» What is required: Note how many lines hold the string "Juli" and give that number without any other words.

——————————

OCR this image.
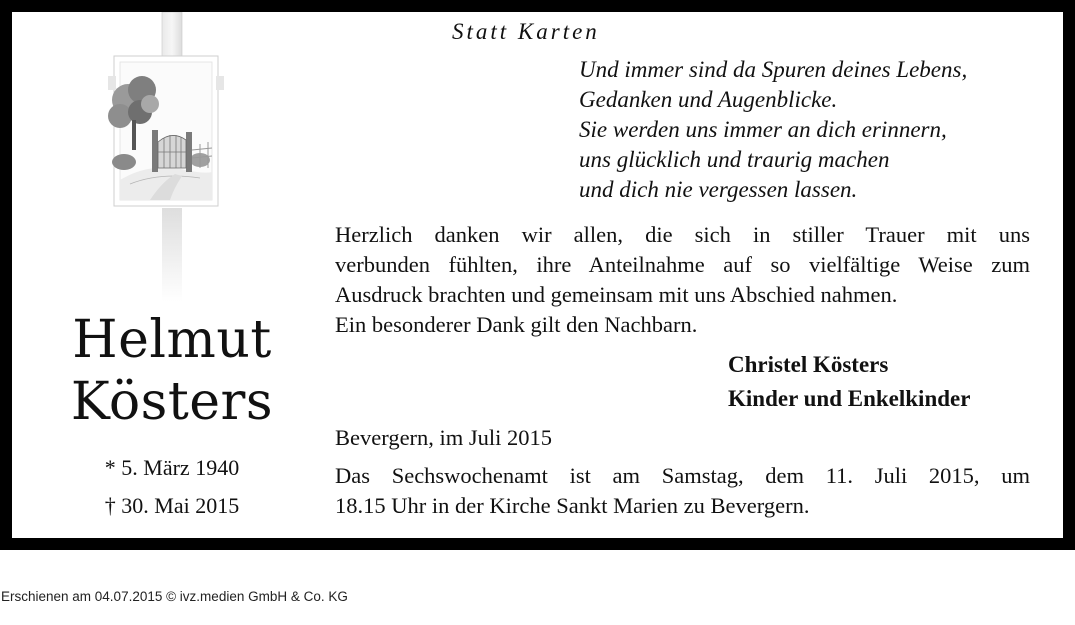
Helmut
Kösters
* 5. März 1940
† 30. Mai 2015
Statt Karten
Und immer sind da Spuren deines Lebens,
Gedanken und Augenblicke.
Sie werden uns immer an dich erinnern,
uns glücklich und traurig machen
und dich nie vergessen lassen.
Herzlich danken wir allen, die sich in stiller Trauer mit uns
verbunden fühlten, ihre Anteilnahme auf so vielfältige Weise zum
Ausdruck brachten und gemeinsam mit uns Abschied nahmen.
Ein besonderer Dank gilt den Nachbarn.
Christel Kösters
Kinder und Enkelkinder
Bevergern, im Juli 2015
Das Sechswochenamt ist am Samstag, dem 11. Juli 2015, um
18.15 Uhr in der Kirche Sankt Marien zu Bevergern.
Erschienen am 04.07.2015 © ivz.medien GmbH & Co. KG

——————————

» Task output: 2